>> start Records shown
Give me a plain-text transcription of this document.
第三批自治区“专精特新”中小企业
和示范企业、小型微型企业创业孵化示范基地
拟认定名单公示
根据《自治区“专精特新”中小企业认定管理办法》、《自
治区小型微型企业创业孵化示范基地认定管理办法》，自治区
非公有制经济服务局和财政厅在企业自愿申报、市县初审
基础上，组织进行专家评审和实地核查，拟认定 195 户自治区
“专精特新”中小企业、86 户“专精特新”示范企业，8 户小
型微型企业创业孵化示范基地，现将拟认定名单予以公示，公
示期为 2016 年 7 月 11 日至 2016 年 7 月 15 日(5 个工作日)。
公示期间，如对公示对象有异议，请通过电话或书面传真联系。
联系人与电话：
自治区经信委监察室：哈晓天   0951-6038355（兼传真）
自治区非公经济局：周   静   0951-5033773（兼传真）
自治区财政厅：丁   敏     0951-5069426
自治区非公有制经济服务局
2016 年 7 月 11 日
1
>> end Records shown
>> start Records shown
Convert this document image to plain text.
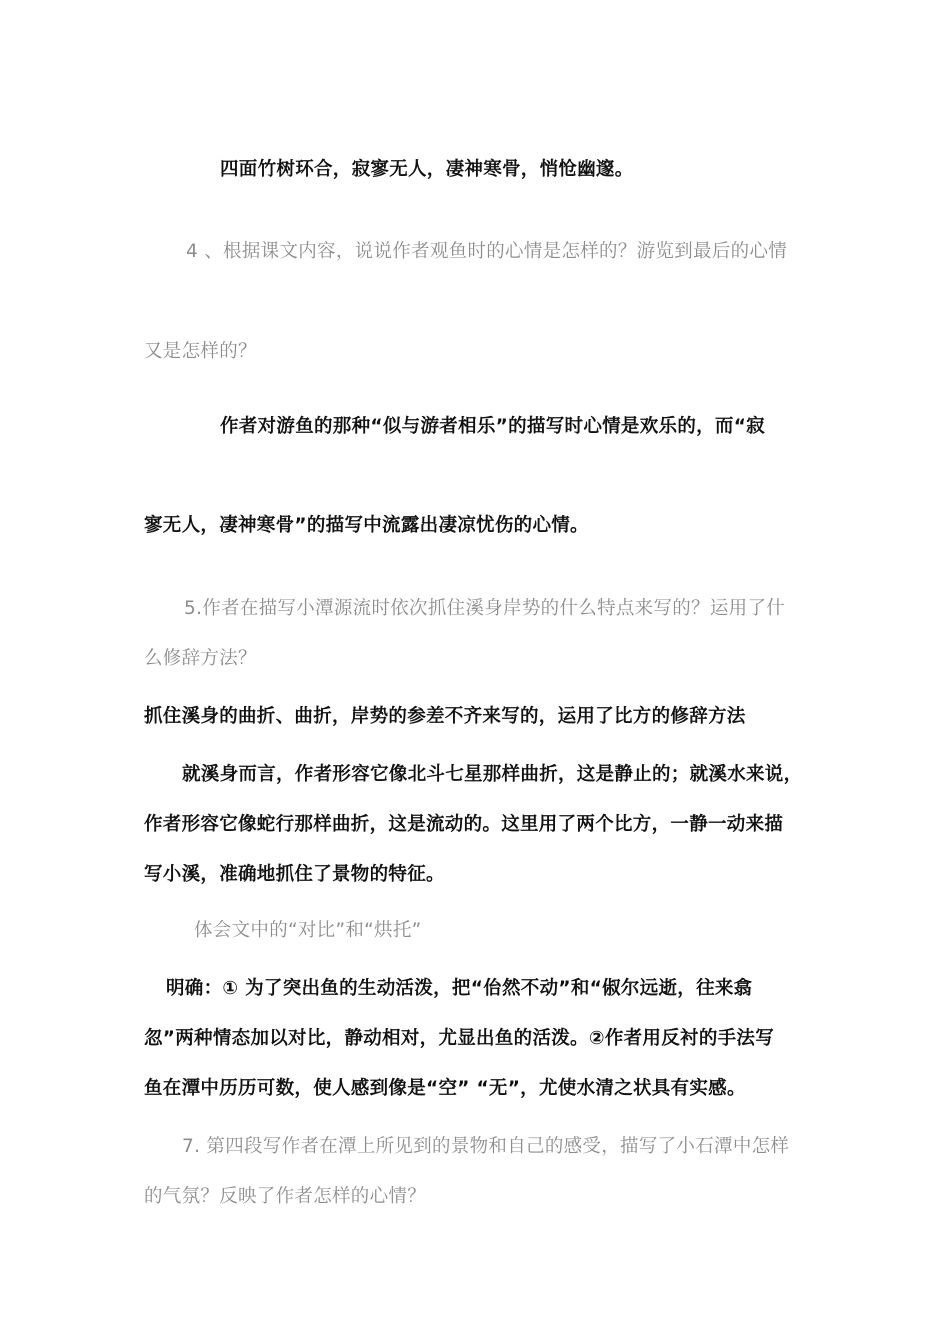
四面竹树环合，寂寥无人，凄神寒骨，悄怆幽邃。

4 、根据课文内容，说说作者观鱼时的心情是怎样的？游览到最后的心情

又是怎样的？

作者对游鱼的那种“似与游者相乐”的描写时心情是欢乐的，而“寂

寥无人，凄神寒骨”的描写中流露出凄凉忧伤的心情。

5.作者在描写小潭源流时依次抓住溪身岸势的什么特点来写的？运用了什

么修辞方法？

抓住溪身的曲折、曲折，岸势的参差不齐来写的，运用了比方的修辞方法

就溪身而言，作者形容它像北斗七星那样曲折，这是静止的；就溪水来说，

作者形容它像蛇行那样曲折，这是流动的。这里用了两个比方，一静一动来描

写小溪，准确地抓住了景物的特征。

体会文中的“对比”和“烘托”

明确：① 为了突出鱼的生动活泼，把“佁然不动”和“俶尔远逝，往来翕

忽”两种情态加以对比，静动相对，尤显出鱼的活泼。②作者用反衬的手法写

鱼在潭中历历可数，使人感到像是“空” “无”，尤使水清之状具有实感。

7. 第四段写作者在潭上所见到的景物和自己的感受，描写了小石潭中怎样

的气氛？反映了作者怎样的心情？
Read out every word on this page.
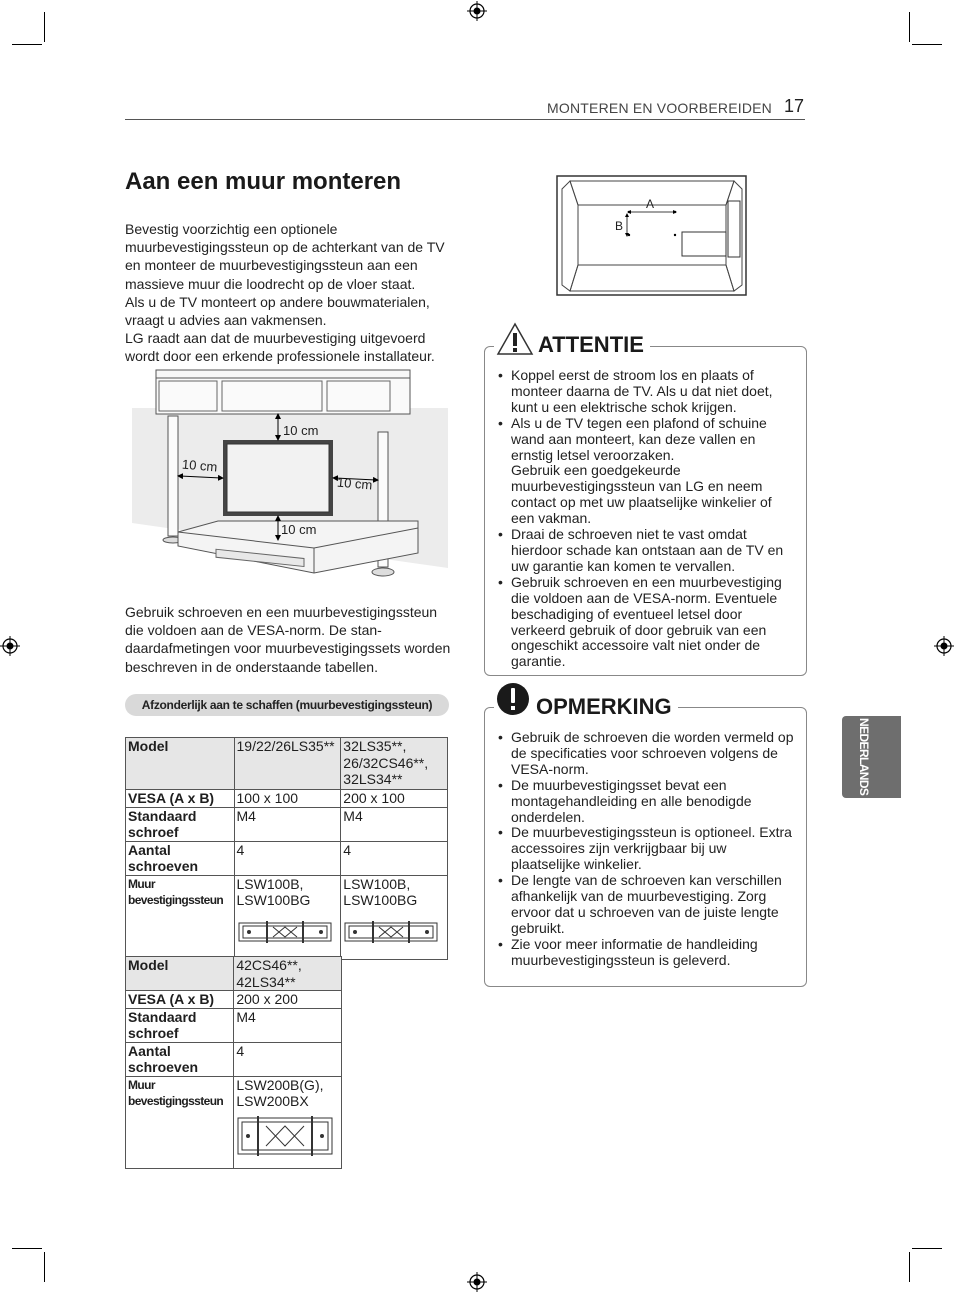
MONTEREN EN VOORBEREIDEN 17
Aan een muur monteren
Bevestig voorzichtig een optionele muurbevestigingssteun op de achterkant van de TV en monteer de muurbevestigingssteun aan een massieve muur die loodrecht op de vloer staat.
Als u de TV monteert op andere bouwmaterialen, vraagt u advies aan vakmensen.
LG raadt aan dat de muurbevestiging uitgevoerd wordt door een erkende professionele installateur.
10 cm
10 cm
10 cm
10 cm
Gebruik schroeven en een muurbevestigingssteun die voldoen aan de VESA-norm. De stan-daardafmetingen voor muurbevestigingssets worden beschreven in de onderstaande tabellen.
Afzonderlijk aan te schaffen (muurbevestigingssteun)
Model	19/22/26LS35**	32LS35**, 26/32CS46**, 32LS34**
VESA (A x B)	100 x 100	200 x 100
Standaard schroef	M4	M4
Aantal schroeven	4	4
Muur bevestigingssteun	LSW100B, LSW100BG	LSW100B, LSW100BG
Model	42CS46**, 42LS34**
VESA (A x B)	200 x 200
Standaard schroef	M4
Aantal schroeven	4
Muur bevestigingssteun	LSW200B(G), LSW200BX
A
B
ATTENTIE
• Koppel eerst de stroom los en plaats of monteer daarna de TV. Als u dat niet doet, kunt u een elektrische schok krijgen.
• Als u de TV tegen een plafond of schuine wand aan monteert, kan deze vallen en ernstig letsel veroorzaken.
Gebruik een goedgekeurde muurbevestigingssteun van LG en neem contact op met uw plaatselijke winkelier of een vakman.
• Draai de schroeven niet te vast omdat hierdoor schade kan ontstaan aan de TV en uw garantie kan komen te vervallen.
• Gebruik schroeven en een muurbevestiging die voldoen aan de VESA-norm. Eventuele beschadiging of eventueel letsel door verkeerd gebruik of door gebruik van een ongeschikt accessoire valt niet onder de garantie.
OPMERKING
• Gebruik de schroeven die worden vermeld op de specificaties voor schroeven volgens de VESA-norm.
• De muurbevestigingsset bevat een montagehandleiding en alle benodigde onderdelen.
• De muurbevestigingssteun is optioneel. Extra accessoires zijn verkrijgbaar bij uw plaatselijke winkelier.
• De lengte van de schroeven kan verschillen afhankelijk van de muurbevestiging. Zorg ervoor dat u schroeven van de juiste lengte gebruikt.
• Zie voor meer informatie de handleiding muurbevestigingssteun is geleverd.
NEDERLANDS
>> end Records shown
• [Written instruction]: Pull out every line containing "Standaard".

• [Solution to the problem]:
Standaard schroef	M4	M4
Standaard schroef	M4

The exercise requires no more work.